**EXERCISE PROMPT**: Search the listing for the string "JSON" and copy every line that contains it.

BEGIN RECORDS

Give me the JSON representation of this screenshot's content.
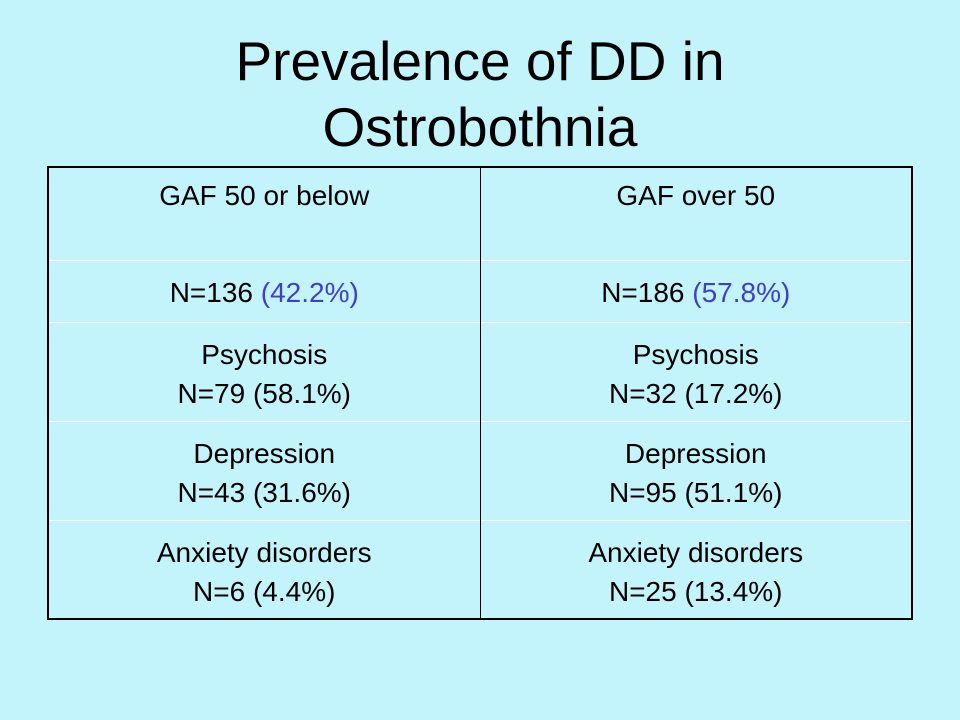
{
  "title": {
    "line1": "Prevalence of DD in",
    "line2": "Ostrobothnia"
  },
  "colors": {
    "background": "#c4f4fb",
    "accent_percent": "#3f3fc8",
    "text": "#000000"
  },
  "table": {
    "headers": [
      "GAF 50 or below",
      "GAF over 50"
    ],
    "totals": [
      {
        "count": "N=136",
        "percent": "(42.2%)"
      },
      {
        "count": "N=186",
        "percent": "(57.8%)"
      }
    ],
    "rows": [
      {
        "cells": [
          {
            "name": "Psychosis",
            "value": "N=79 (58.1%)"
          },
          {
            "name": "Psychosis",
            "value": "N=32 (17.2%)"
          }
        ]
      },
      {
        "cells": [
          {
            "name": "Depression",
            "value": "N=43 (31.6%)"
          },
          {
            "name": "Depression",
            "value": "N=95 (51.1%)"
          }
        ]
      },
      {
        "cells": [
          {
            "name": "Anxiety disorders",
            "value": "N=6 (4.4%)"
          },
          {
            "name": "Anxiety disorders",
            "value": "N=25 (13.4%)"
          }
        ]
      }
    ]
  }
}
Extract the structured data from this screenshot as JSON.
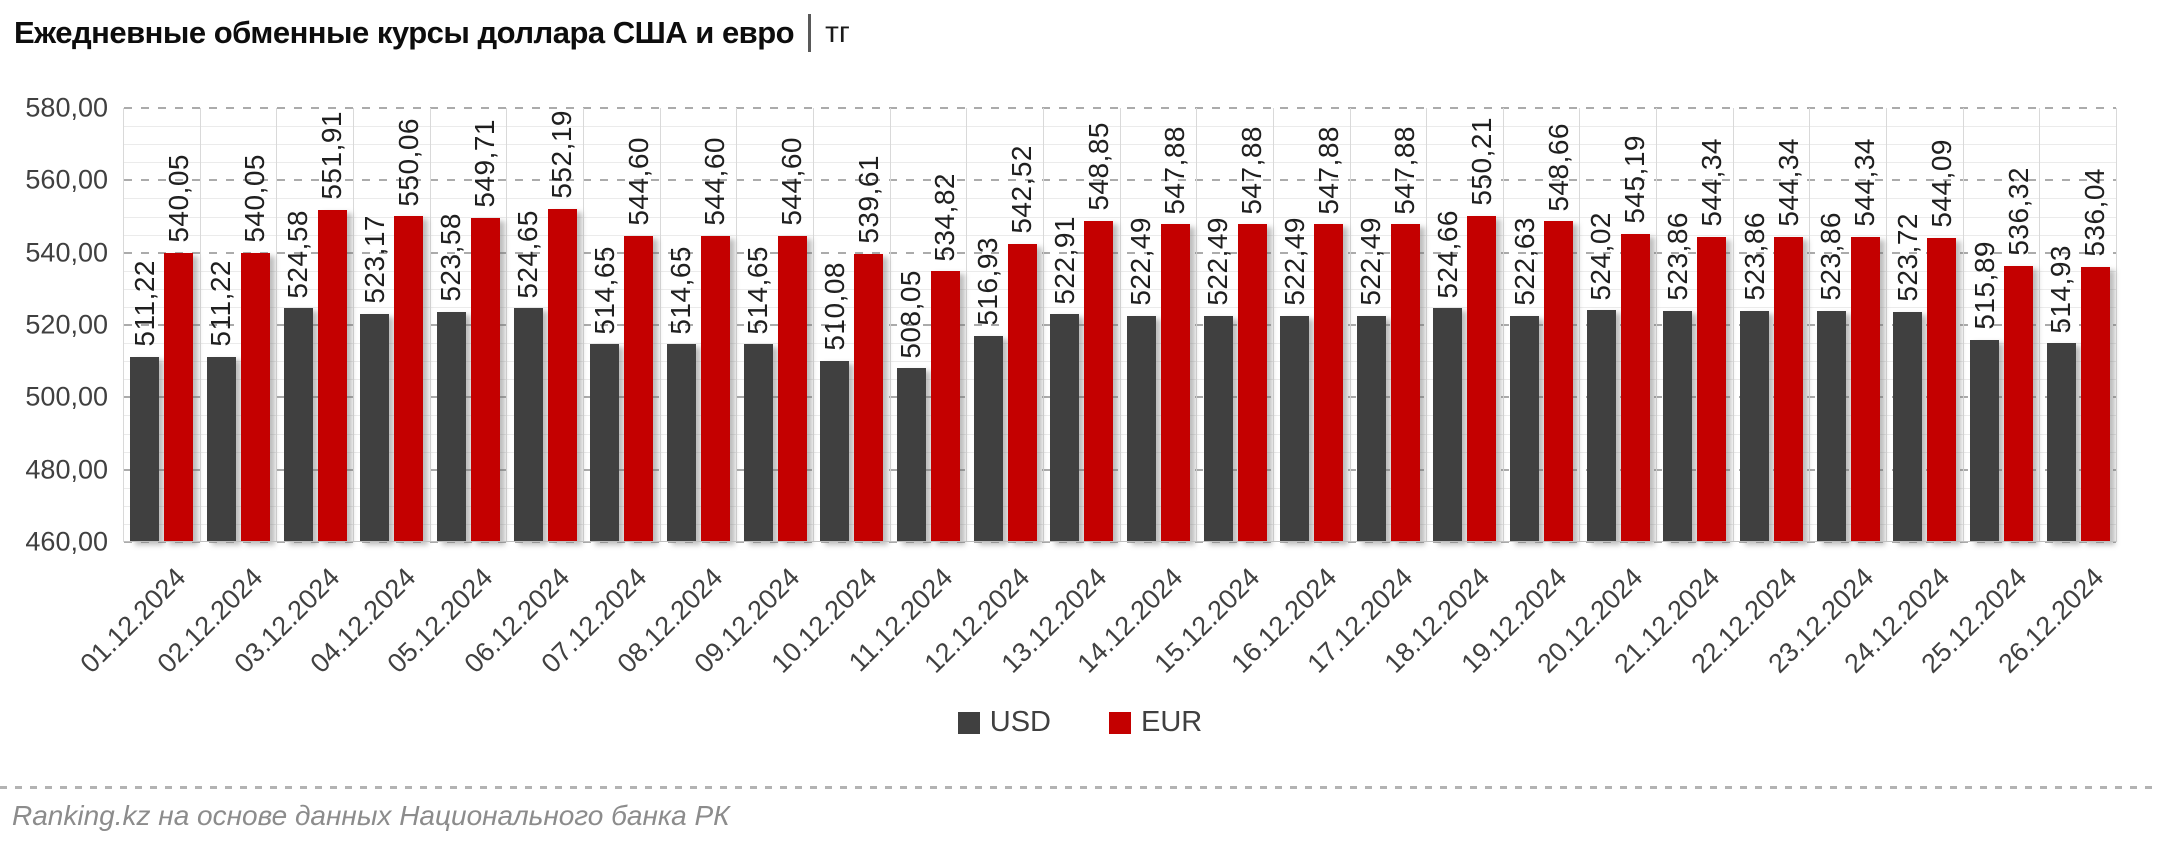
{
  "title": {
    "main": "Ежедневные обменные курсы доллара США и евро",
    "unit": "тг"
  },
  "footer": {
    "source": "Ranking.kz на основе данных Национального банка РК"
  },
  "colors": {
    "usd": "#404040",
    "eur": "#c40000"
  },
  "chart_data": {
    "type": "bar",
    "title": "Ежедневные обменные курсы доллара США и евро | тг",
    "categories": [
      "01.12.2024",
      "02.12.2024",
      "03.12.2024",
      "04.12.2024",
      "05.12.2024",
      "06.12.2024",
      "07.12.2024",
      "08.12.2024",
      "09.12.2024",
      "10.12.2024",
      "11.12.2024",
      "12.12.2024",
      "13.12.2024",
      "14.12.2024",
      "15.12.2024",
      "16.12.2024",
      "17.12.2024",
      "18.12.2024",
      "19.12.2024",
      "20.12.2024",
      "21.12.2024",
      "22.12.2024",
      "23.12.2024",
      "24.12.2024",
      "25.12.2024",
      "26.12.2024"
    ],
    "series": [
      {
        "name": "USD",
        "color": "#404040",
        "values": [
          511.22,
          511.22,
          524.58,
          523.17,
          523.58,
          524.65,
          514.65,
          514.65,
          514.65,
          510.08,
          508.05,
          516.93,
          522.91,
          522.49,
          522.49,
          522.49,
          522.49,
          524.66,
          522.63,
          524.02,
          523.86,
          523.86,
          523.86,
          523.72,
          515.89,
          514.93
        ]
      },
      {
        "name": "EUR",
        "color": "#c40000",
        "values": [
          540.05,
          540.05,
          551.91,
          550.06,
          549.71,
          552.19,
          544.6,
          544.6,
          544.6,
          539.61,
          534.82,
          542.52,
          548.85,
          547.88,
          547.88,
          547.88,
          547.88,
          550.21,
          548.66,
          545.19,
          544.34,
          544.34,
          544.34,
          544.09,
          536.32,
          536.04
        ]
      }
    ],
    "ylim": [
      460,
      580
    ],
    "ytick_step": 20,
    "minor_step": 5,
    "ytick_labels": [
      "460,00",
      "480,00",
      "500,00",
      "520,00",
      "540,00",
      "560,00",
      "580,00"
    ],
    "xlabel": "",
    "ylabel": "",
    "grid": true,
    "legend_position": "bottom",
    "value_labels": "rotated-90-above-bars",
    "decimal_separator": ","
  }
}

END RECORDS

**ANSWER FOR THIS EXERCISE**:
Give me the JSON representation of this screenshot's content.
Extract the structured data from this screenshot as JSON.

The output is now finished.